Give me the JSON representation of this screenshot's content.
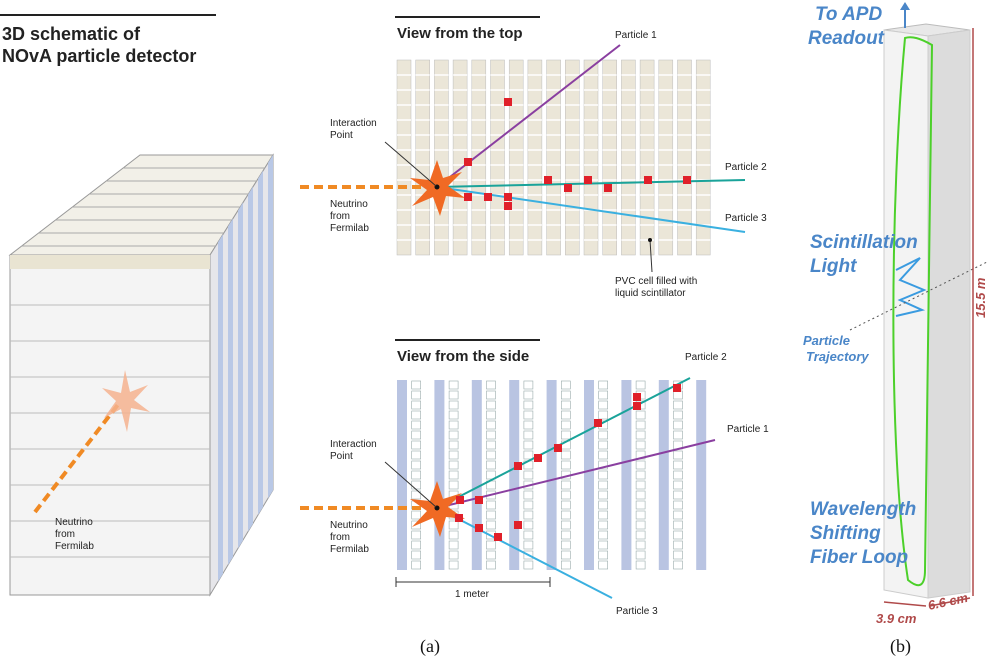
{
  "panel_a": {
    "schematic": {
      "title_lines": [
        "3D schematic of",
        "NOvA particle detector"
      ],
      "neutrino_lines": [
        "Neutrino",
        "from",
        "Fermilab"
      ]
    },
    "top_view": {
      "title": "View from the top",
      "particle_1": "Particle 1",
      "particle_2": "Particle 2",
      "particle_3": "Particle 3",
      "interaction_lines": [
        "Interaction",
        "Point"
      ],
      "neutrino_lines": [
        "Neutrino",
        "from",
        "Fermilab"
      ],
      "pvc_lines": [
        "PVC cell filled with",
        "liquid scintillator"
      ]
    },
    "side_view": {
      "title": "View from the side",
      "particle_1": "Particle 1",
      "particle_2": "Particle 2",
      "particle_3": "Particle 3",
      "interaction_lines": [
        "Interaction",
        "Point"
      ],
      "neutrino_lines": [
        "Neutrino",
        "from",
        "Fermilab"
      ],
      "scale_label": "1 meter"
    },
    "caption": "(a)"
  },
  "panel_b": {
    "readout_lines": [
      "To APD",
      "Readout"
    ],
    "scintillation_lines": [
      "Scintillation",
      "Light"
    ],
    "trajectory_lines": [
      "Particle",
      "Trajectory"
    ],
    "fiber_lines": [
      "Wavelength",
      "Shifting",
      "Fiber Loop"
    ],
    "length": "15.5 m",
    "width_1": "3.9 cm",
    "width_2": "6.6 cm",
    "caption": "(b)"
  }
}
==============================
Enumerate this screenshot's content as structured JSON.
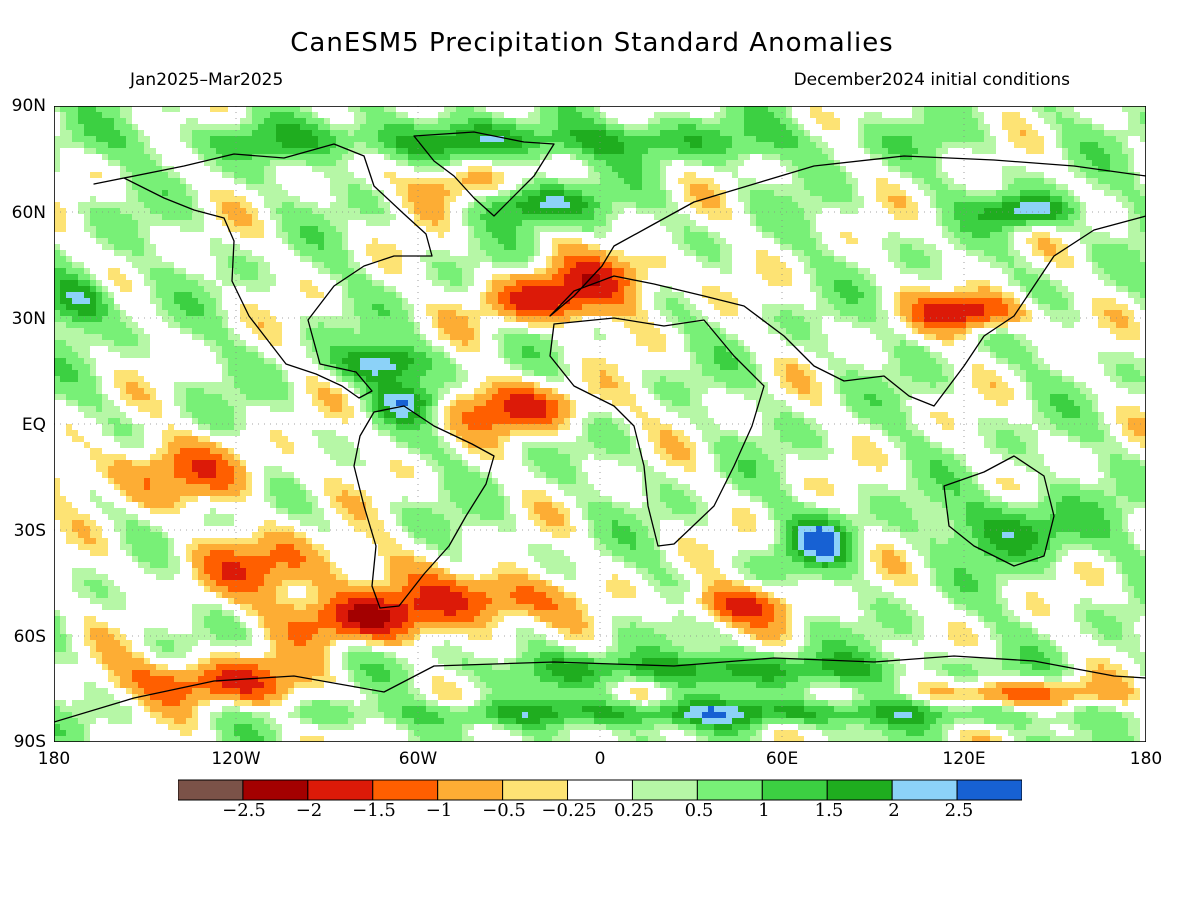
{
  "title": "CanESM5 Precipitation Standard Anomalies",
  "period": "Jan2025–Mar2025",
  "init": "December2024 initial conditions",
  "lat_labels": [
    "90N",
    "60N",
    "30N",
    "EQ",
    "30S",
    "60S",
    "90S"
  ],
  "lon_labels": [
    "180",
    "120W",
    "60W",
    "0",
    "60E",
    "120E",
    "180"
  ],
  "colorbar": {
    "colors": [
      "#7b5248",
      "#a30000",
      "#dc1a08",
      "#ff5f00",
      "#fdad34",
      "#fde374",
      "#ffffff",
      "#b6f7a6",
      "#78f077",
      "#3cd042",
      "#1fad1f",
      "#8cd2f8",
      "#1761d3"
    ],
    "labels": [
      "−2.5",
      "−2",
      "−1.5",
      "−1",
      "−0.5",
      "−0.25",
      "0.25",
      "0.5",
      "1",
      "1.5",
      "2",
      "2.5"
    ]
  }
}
==============================
In the entries above, find each line with the word "this" and show it.

- OUTPUT OF THE TASK
Give me the JSON representation of this screenshot's content.
Enumerate this screenshot's content as structured JSON.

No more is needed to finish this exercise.